*Task objective*:
Repeat every record exactly, but keep images out of the copy.

* BEGIN Exercise inputs *

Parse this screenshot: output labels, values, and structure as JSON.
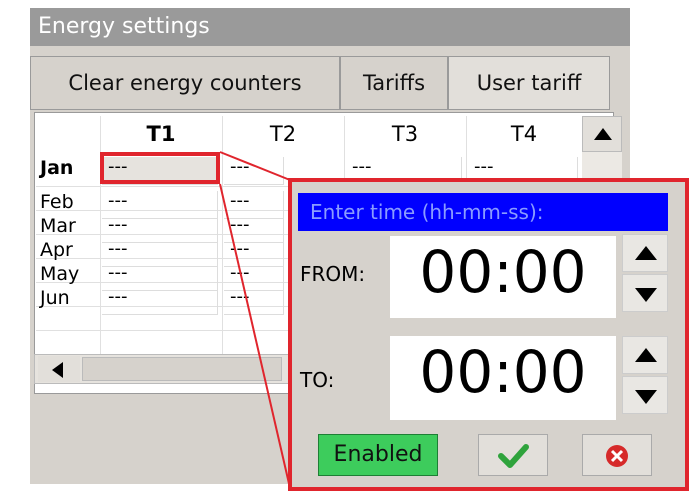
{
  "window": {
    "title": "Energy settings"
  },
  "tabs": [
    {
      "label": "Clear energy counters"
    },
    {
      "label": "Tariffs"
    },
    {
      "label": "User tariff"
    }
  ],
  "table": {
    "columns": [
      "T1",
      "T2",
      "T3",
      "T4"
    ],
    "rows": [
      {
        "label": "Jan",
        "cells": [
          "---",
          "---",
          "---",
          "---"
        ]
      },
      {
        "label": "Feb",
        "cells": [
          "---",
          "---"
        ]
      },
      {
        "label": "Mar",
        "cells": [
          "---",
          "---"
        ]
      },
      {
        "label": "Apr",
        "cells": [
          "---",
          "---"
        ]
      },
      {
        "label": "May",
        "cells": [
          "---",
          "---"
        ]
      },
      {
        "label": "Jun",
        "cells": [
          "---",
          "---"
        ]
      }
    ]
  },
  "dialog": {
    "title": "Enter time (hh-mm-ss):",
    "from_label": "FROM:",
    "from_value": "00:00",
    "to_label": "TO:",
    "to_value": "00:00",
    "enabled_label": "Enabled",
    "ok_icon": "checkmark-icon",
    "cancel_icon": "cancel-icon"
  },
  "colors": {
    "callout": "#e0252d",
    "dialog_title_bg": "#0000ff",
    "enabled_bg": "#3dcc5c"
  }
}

* END Exercise inputs *

*Complete answer*:
Parse this screenshot: output labels, values, and structure as JSON.
{
  "window": {
    "title": "Energy settings"
  },
  "tabs": [
    {
      "label": "Clear energy counters"
    },
    {
      "label": "Tariffs"
    },
    {
      "label": "User tariff"
    }
  ],
  "table": {
    "columns": [
      "T1",
      "T2",
      "T3",
      "T4"
    ],
    "rows": [
      {
        "label": "Jan",
        "cells": [
          "---",
          "---",
          "---",
          "---"
        ]
      },
      {
        "label": "Feb",
        "cells": [
          "---",
          "---"
        ]
      },
      {
        "label": "Mar",
        "cells": [
          "---",
          "---"
        ]
      },
      {
        "label": "Apr",
        "cells": [
          "---",
          "---"
        ]
      },
      {
        "label": "May",
        "cells": [
          "---",
          "---"
        ]
      },
      {
        "label": "Jun",
        "cells": [
          "---",
          "---"
        ]
      }
    ]
  },
  "dialog": {
    "title": "Enter time (hh-mm-ss):",
    "from_label": "FROM:",
    "from_value": "00:00",
    "to_label": "TO:",
    "to_value": "00:00",
    "enabled_label": "Enabled",
    "ok_icon": "checkmark-icon",
    "cancel_icon": "cancel-icon"
  },
  "colors": {
    "callout": "#e0252d",
    "dialog_title_bg": "#0000ff",
    "enabled_bg": "#3dcc5c"
  }
}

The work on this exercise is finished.